### [Short exercise]
Filter the records below and copy every line containing the word "been".

### [Data in this exercise]
▽

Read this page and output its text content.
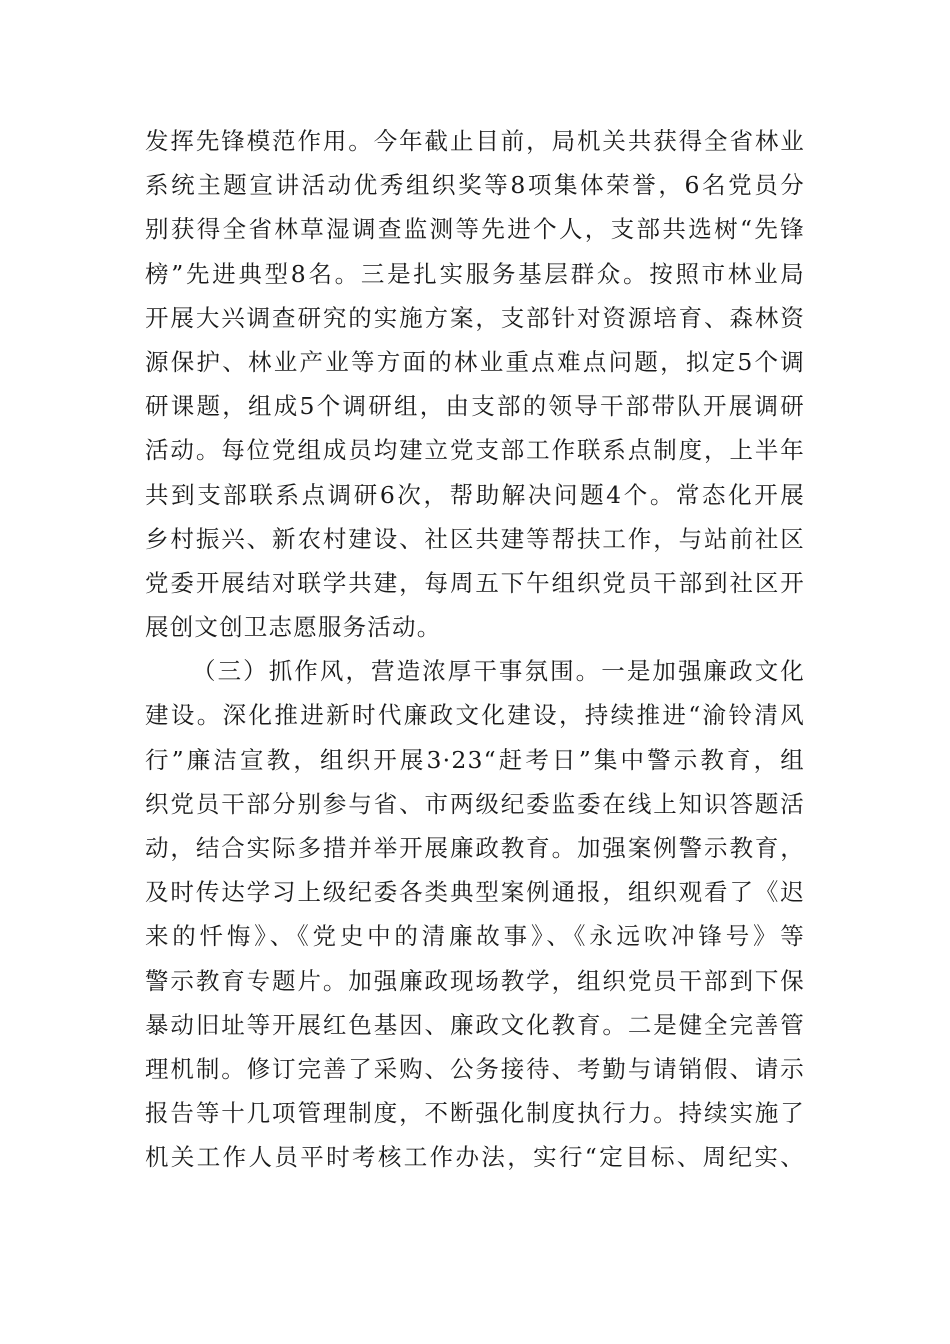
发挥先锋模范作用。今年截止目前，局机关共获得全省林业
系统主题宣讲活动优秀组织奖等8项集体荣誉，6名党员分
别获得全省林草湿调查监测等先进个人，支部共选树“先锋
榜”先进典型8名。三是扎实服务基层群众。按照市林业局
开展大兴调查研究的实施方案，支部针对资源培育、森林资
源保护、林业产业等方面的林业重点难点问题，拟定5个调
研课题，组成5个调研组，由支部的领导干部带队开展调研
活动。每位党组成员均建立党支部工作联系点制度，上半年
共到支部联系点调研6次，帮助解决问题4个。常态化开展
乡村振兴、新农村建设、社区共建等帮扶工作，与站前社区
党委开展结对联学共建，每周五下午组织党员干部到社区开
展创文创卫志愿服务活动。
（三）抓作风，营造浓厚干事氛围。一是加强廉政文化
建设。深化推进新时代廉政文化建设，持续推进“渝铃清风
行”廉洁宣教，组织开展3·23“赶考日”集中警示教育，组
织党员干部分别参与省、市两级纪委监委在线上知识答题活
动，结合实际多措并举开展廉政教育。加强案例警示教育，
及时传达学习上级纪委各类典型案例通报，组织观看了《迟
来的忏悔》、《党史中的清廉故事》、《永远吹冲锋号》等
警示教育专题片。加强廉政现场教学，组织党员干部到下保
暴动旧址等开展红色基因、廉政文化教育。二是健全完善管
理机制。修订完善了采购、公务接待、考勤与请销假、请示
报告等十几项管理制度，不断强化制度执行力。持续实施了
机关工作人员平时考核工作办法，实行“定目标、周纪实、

△
▽

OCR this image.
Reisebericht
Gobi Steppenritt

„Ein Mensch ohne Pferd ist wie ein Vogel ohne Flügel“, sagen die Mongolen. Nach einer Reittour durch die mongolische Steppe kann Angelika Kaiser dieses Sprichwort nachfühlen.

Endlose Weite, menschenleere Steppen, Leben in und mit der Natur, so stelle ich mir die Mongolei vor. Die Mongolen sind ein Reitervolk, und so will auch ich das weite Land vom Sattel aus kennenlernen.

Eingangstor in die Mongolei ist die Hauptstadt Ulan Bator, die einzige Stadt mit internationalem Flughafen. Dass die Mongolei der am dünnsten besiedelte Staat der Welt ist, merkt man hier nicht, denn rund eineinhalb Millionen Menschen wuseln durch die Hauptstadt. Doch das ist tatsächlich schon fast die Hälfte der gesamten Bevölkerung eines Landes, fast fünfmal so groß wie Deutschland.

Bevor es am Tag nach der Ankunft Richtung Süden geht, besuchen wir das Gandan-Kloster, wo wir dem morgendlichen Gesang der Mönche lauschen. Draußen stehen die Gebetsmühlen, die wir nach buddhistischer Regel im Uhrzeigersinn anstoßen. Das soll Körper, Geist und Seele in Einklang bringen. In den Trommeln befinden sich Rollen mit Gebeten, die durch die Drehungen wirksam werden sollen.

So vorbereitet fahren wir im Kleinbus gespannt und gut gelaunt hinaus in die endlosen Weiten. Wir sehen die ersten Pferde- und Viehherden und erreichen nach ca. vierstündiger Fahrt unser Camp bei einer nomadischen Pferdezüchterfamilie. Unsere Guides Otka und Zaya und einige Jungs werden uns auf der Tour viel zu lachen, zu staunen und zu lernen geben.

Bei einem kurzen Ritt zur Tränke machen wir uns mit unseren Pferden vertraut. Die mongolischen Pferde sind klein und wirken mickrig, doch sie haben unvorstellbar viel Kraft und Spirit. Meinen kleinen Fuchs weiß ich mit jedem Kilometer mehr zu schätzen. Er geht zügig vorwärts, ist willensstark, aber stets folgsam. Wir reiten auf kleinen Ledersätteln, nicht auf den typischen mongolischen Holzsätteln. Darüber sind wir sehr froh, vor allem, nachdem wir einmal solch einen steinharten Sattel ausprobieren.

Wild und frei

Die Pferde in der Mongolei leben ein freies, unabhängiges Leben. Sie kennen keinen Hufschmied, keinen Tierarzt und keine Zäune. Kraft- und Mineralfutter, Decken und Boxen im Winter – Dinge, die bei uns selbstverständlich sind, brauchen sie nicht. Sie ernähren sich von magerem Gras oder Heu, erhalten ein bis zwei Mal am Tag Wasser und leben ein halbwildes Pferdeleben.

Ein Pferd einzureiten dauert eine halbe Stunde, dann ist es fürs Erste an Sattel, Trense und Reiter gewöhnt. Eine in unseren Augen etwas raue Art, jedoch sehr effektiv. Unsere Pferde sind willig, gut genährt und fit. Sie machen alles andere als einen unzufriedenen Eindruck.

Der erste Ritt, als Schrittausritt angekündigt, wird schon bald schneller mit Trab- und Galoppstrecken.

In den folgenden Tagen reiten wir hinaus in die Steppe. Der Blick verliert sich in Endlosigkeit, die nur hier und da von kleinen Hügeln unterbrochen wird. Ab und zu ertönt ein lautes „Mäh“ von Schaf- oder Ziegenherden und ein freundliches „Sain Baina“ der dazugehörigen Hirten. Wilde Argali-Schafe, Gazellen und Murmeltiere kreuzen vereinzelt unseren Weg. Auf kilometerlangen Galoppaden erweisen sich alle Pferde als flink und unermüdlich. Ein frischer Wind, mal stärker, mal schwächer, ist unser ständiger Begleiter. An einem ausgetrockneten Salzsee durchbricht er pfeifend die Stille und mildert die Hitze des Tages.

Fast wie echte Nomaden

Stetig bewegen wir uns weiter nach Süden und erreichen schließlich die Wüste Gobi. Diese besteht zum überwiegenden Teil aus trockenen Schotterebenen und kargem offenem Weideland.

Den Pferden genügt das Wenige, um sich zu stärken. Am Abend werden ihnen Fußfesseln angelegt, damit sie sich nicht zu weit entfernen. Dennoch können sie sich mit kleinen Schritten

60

△
▽

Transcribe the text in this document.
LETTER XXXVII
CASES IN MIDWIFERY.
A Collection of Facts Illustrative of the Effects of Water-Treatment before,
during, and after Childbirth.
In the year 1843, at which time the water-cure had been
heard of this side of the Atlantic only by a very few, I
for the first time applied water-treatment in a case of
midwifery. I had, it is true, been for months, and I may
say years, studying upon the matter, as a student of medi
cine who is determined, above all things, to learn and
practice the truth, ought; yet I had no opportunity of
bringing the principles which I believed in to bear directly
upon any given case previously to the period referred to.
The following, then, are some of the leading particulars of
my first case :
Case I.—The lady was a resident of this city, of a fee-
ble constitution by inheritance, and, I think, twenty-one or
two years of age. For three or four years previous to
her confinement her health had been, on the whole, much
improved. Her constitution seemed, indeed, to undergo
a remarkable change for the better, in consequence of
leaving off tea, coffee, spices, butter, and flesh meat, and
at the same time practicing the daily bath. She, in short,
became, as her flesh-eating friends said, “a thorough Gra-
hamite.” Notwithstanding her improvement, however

△

### [Expected answer]
In the year 1843, at which time the water-cure had been
midwifery. I had, it is true, been for months, and I may
her confinement her health had been, on the whole, much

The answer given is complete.